* WRITTEN INSTRUCTION
Transcribe the records exactly. Pictures do not belong in the transcription.

* RECORDS FOR THIS EXERCISE
BEGIN

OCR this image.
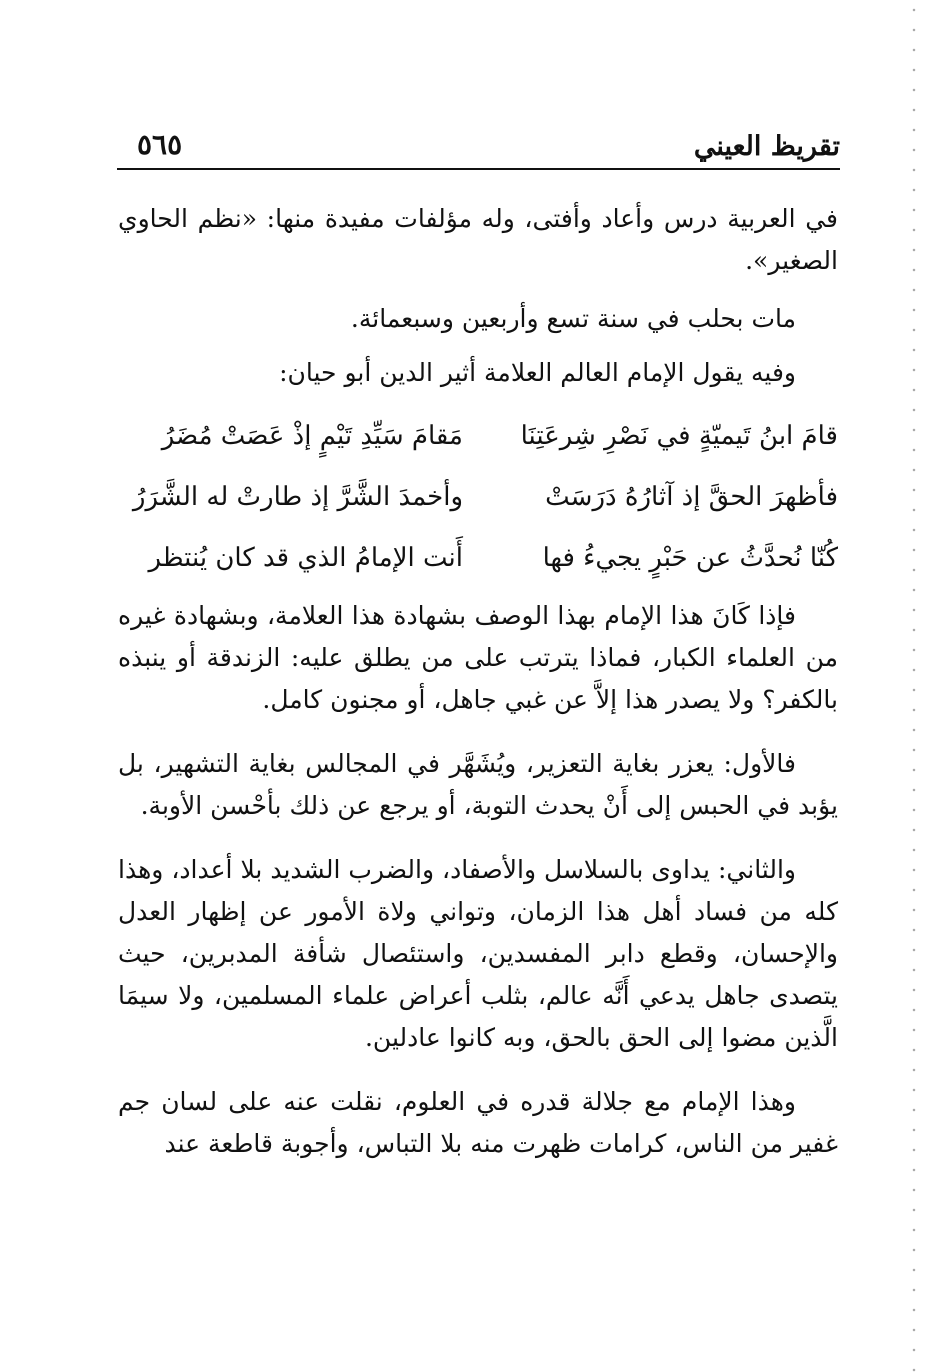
تقريظ العيني
٥٦٥

في العربية درس وأعاد وأفتى، وله مؤلفات مفيدة منها: «نظم الحاوي الصغير».

مات بحلب في سنة تسع وأربعين وسبعمائة.

وفيه يقول الإمام العالم العلامة أثير الدين أبو حيان:

قامَ ابنُ تَيميّةٍ في نَصْرِ شِرعَتِنَا
مَقامَ سَيِّدِ تَيْمٍ إذْ عَصَتْ مُضَرُ
فأظهرَ الحقَّ إذ آثارُهُ دَرَسَتْ
وأخمدَ الشَّرَّ إذ طارتْ له الشَّرَرُ
كُنّا نُحدَّثُ عن حَبْرٍ يجيءُ فها
أَنت الإمامُ الذي قد كان يُنتظر

فإذا كَانَ هذا الإمام بهذا الوصف بشهادة هذا العلامة، وبشهادة غيره من العلماء الكبار، فماذا يترتب على من يطلق عليه: الزندقة أو ينبذه بالكفر؟ ولا يصدر هذا إلاَّ عن غبي جاهل، أو مجنون كامل.

فالأول: يعزر بغاية التعزير، ويُشَهَّر في المجالس بغاية التشهير، بل يؤبد في الحبس إلى أَنْ يحدث التوبة، أو يرجع عن ذلك بأحْسن الأوبة.

والثاني: يداوى بالسلاسل والأصفاد، والضرب الشديد بلا أعداد، وهذا كله من فساد أهل هذا الزمان، وتواني ولاة الأمور عن إظهار العدل والإحسان، وقطع دابر المفسدين، واستئصال شأفة المدبرين، حيث يتصدى جاهل يدعي أَنَّه عالم، بثلب أعراض علماء المسلمين، ولا سيمَا الَّذين مضوا إلى الحق بالحق، وبه كانوا عادلين.

وهذا الإمام مع جلالة قدره في العلوم، نقلت عنه على لسان جم غفير من الناس، كرامات ظهرت منه بلا التباس، وأجوبة قاطعة عند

END

* PROBLEM SOLUTION
OCR this image.
تقريظ العيني
٥٦٥

في العربية درس وأعاد وأفتى، وله مؤلفات مفيدة منها: «نظم الحاوي الصغير».

مات بحلب في سنة تسع وأربعين وسبعمائة.

وفيه يقول الإمام العالم العلامة أثير الدين أبو حيان:

قامَ ابنُ تَيميّةٍ في نَصْرِ شِرعَتِنَا
مَقامَ سَيِّدِ تَيْمٍ إذْ عَصَتْ مُضَرُ
فأظهرَ الحقَّ إذ آثارُهُ دَرَسَتْ
وأخمدَ الشَّرَّ إذ طارتْ له الشَّرَرُ
كُنّا نُحدَّثُ عن حَبْرٍ يجيءُ فها
أَنت الإمامُ الذي قد كان يُنتظر

فإذا كَانَ هذا الإمام بهذا الوصف بشهادة هذا العلامة، وبشهادة غيره من العلماء الكبار، فماذا يترتب على من يطلق عليه: الزندقة أو ينبذه بالكفر؟ ولا يصدر هذا إلاَّ عن غبي جاهل، أو مجنون كامل.

فالأول: يعزر بغاية التعزير، ويُشَهَّر في المجالس بغاية التشهير، بل يؤبد في الحبس إلى أَنْ يحدث التوبة، أو يرجع عن ذلك بأحْسن الأوبة.

والثاني: يداوى بالسلاسل والأصفاد، والضرب الشديد بلا أعداد، وهذا كله من فساد أهل هذا الزمان، وتواني ولاة الأمور عن إظهار العدل والإحسان، وقطع دابر المفسدين، واستئصال شأفة المدبرين، حيث يتصدى جاهل يدعي أَنَّه عالم، بثلب أعراض علماء المسلمين، ولا سيمَا الَّذين مضوا إلى الحق بالحق، وبه كانوا عادلين.

وهذا الإمام مع جلالة قدره في العلوم، نقلت عنه على لسان جم غفير من الناس، كرامات ظهرت منه بلا التباس، وأجوبة قاطعة عند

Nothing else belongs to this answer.